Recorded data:
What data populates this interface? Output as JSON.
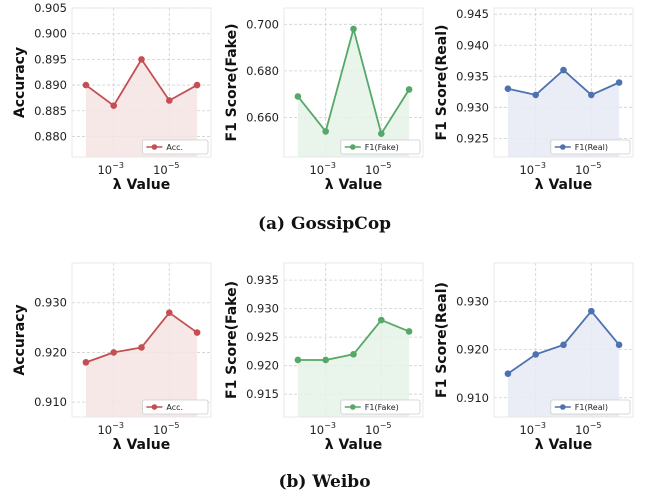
{
  "captions": {
    "a": "(a) GossipCop",
    "b": "(b) Weibo"
  },
  "chart_data": [
    {
      "type": "line",
      "panel": "gossipcop-accuracy",
      "x": [
        0.01,
        0.001,
        0.0001,
        1e-05,
        1e-06
      ],
      "x_scale": "log-reversed",
      "xticks": [
        0.001,
        1e-05
      ],
      "xtick_labels": [
        "10",
        "10"
      ],
      "xtick_exps": [
        "−3",
        "−5"
      ],
      "xlabel": "λ Value",
      "ylabel": "Accuracy",
      "ylim": [
        0.876,
        0.905
      ],
      "yticks": [
        0.88,
        0.885,
        0.89,
        0.895,
        0.9,
        0.905
      ],
      "ytick_labels": [
        "0.880",
        "0.885",
        "0.890",
        "0.895",
        "0.900",
        "0.905"
      ],
      "series": [
        {
          "name": "Acc.",
          "color": "#c44e52",
          "fill": "#f6e4e4",
          "values": [
            0.89,
            0.886,
            0.895,
            0.887,
            0.89
          ]
        }
      ],
      "legend": "bottom-right",
      "grid": true
    },
    {
      "type": "line",
      "panel": "gossipcop-f1-fake",
      "x": [
        0.01,
        0.001,
        0.0001,
        1e-05,
        1e-06
      ],
      "x_scale": "log-reversed",
      "xticks": [
        0.001,
        1e-05
      ],
      "xtick_labels": [
        "10",
        "10"
      ],
      "xtick_exps": [
        "−3",
        "−5"
      ],
      "xlabel": "λ Value",
      "ylabel": "F1 Score(Fake)",
      "ylim": [
        0.643,
        0.707
      ],
      "yticks": [
        0.66,
        0.68,
        0.7
      ],
      "ytick_labels": [
        "0.660",
        "0.680",
        "0.700"
      ],
      "series": [
        {
          "name": "F1(Fake)",
          "color": "#55a868",
          "fill": "#e5f2e7",
          "values": [
            0.669,
            0.654,
            0.698,
            0.653,
            0.672
          ]
        }
      ],
      "legend": "bottom-right",
      "grid": true
    },
    {
      "type": "line",
      "panel": "gossipcop-f1-real",
      "x": [
        0.01,
        0.001,
        0.0001,
        1e-05,
        1e-06
      ],
      "x_scale": "log-reversed",
      "xticks": [
        0.001,
        1e-05
      ],
      "xtick_labels": [
        "10",
        "10"
      ],
      "xtick_exps": [
        "−3",
        "−5"
      ],
      "xlabel": "λ Value",
      "ylabel": "F1 Score(Real)",
      "ylim": [
        0.922,
        0.946
      ],
      "yticks": [
        0.925,
        0.93,
        0.935,
        0.94,
        0.945
      ],
      "ytick_labels": [
        "0.925",
        "0.930",
        "0.935",
        "0.940",
        "0.945"
      ],
      "series": [
        {
          "name": "F1(Real)",
          "color": "#4c72b0",
          "fill": "#e6e9f5",
          "values": [
            0.933,
            0.932,
            0.936,
            0.932,
            0.934
          ]
        }
      ],
      "legend": "bottom-right",
      "grid": true
    },
    {
      "type": "line",
      "panel": "weibo-accuracy",
      "x": [
        0.01,
        0.001,
        0.0001,
        1e-05,
        1e-06
      ],
      "x_scale": "log-reversed",
      "xticks": [
        0.001,
        1e-05
      ],
      "xtick_labels": [
        "10",
        "10"
      ],
      "xtick_exps": [
        "−3",
        "−5"
      ],
      "xlabel": "λ Value",
      "ylabel": "Accuracy",
      "ylim": [
        0.907,
        0.938
      ],
      "yticks": [
        0.91,
        0.92,
        0.93
      ],
      "ytick_labels": [
        "0.910",
        "0.920",
        "0.930"
      ],
      "series": [
        {
          "name": "Acc.",
          "color": "#c44e52",
          "fill": "#f6e4e4",
          "values": [
            0.918,
            0.92,
            0.921,
            0.928,
            0.924
          ]
        }
      ],
      "legend": "bottom-right",
      "grid": true
    },
    {
      "type": "line",
      "panel": "weibo-f1-fake",
      "x": [
        0.01,
        0.001,
        0.0001,
        1e-05,
        1e-06
      ],
      "x_scale": "log-reversed",
      "xticks": [
        0.001,
        1e-05
      ],
      "xtick_labels": [
        "10",
        "10"
      ],
      "xtick_exps": [
        "−3",
        "−5"
      ],
      "xlabel": "λ Value",
      "ylabel": "F1 Score(Fake)",
      "ylim": [
        0.911,
        0.938
      ],
      "yticks": [
        0.915,
        0.92,
        0.925,
        0.93,
        0.935
      ],
      "ytick_labels": [
        "0.915",
        "0.920",
        "0.925",
        "0.930",
        "0.935"
      ],
      "series": [
        {
          "name": "F1(Fake)",
          "color": "#55a868",
          "fill": "#e5f2e7",
          "values": [
            0.921,
            0.921,
            0.922,
            0.928,
            0.926
          ]
        }
      ],
      "legend": "bottom-right",
      "grid": true
    },
    {
      "type": "line",
      "panel": "weibo-f1-real",
      "x": [
        0.01,
        0.001,
        0.0001,
        1e-05,
        1e-06
      ],
      "x_scale": "log-reversed",
      "xticks": [
        0.001,
        1e-05
      ],
      "xtick_labels": [
        "10",
        "10"
      ],
      "xtick_exps": [
        "−3",
        "−5"
      ],
      "xlabel": "λ Value",
      "ylabel": "F1 Score(Real)",
      "ylim": [
        0.906,
        0.938
      ],
      "yticks": [
        0.91,
        0.92,
        0.93
      ],
      "ytick_labels": [
        "0.910",
        "0.920",
        "0.930"
      ],
      "series": [
        {
          "name": "F1(Real)",
          "color": "#4c72b0",
          "fill": "#e6e9f5",
          "values": [
            0.915,
            0.919,
            0.921,
            0.928,
            0.921
          ]
        }
      ],
      "legend": "bottom-right",
      "grid": true
    }
  ]
}
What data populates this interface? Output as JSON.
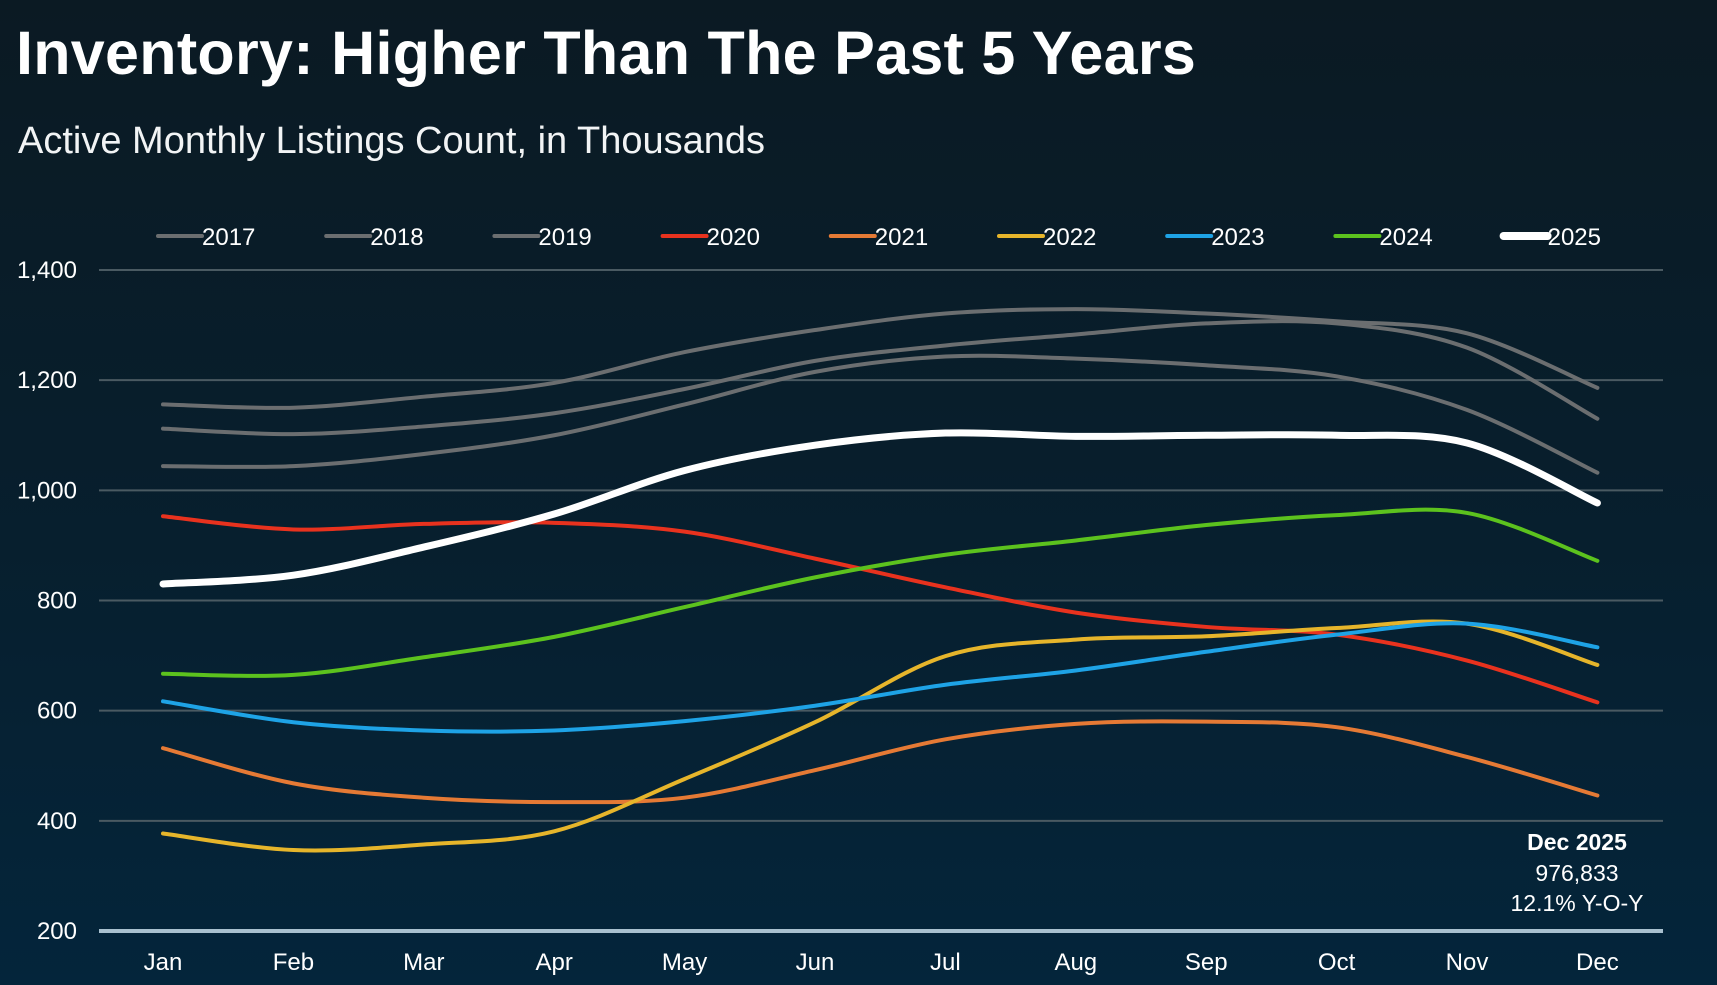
{
  "header": {
    "title": "Inventory: Higher Than The Past 5 Years",
    "subtitle": "Active Monthly Listings Count, in Thousands"
  },
  "chart_data": {
    "type": "line",
    "title": "Inventory: Higher Than The Past 5 Years",
    "subtitle": "Active Monthly Listings Count, in Thousands",
    "xlabel": "",
    "ylabel": "",
    "categories": [
      "Jan",
      "Feb",
      "Mar",
      "Apr",
      "May",
      "Jun",
      "Jul",
      "Aug",
      "Sep",
      "Oct",
      "Nov",
      "Dec"
    ],
    "ylim": [
      200,
      1400
    ],
    "yticks": [
      1400,
      1200,
      1000,
      800,
      600,
      400,
      200
    ],
    "ytick_labels": [
      "1,400",
      "1,200",
      "1,000",
      "800",
      "600",
      "400",
      "200"
    ],
    "grid": true,
    "legend_position": "top",
    "series": [
      {
        "name": "2017",
        "color": "#6b6e70",
        "values": [
          1156,
          1150,
          1170,
          1195,
          1251,
          1291,
          1321,
          1329,
          1321,
          1307,
          1285,
          1186
        ]
      },
      {
        "name": "2018",
        "color": "#6b6e70",
        "values": [
          1112,
          1102,
          1116,
          1140,
          1184,
          1235,
          1263,
          1283,
          1303,
          1303,
          1259,
          1130
        ]
      },
      {
        "name": "2019",
        "color": "#6b6e70",
        "values": [
          1044,
          1044,
          1066,
          1100,
          1156,
          1215,
          1243,
          1239,
          1227,
          1207,
          1146,
          1032
        ]
      },
      {
        "name": "2020",
        "color": "#e8321e",
        "values": [
          953,
          929,
          939,
          941,
          925,
          876,
          824,
          778,
          752,
          738,
          691,
          615
        ]
      },
      {
        "name": "2021",
        "color": "#e57a35",
        "values": [
          532,
          468,
          442,
          434,
          442,
          492,
          548,
          576,
          580,
          570,
          516,
          446
        ]
      },
      {
        "name": "2022",
        "color": "#e6b52b",
        "values": [
          377,
          347,
          357,
          381,
          476,
          579,
          699,
          729,
          735,
          750,
          758,
          683
        ]
      },
      {
        "name": "2023",
        "color": "#1ea3e6",
        "values": [
          617,
          579,
          564,
          564,
          581,
          609,
          647,
          673,
          707,
          738,
          758,
          715
        ]
      },
      {
        "name": "2024",
        "color": "#5cc21e",
        "values": [
          667,
          665,
          697,
          734,
          788,
          842,
          883,
          909,
          937,
          955,
          959,
          872
        ]
      },
      {
        "name": "2025",
        "color": "#ffffff",
        "values": [
          830,
          846,
          897,
          957,
          1036,
          1082,
          1104,
          1098,
          1100,
          1100,
          1086,
          977
        ]
      }
    ],
    "annotation": {
      "line1": "Dec 2025",
      "line2": "976,833",
      "line3": "12.1% Y-O-Y"
    }
  }
}
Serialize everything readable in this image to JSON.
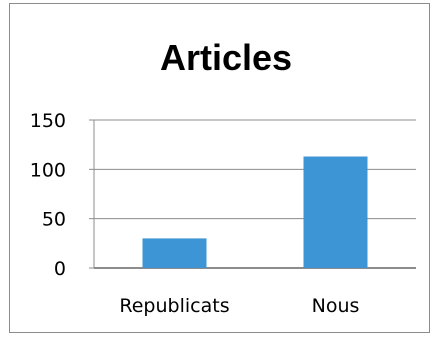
{
  "chart_data": {
    "type": "bar",
    "title": "Articles",
    "categories": [
      "Republicats",
      "Nous"
    ],
    "values": [
      30,
      113
    ],
    "ylim": [
      0,
      150
    ],
    "yticks": [
      0,
      50,
      100,
      150
    ],
    "grid": true,
    "legend": "none",
    "bar_color": "#3e95d5"
  }
}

**Short task**
In the listing, find every line containing the word "Active" and list it.

**Result of the task**
    "subtitle": "Active Monthly Listings Count, in Thousands"
    "subtitle": "Active Monthly Listings Count, in Thousands",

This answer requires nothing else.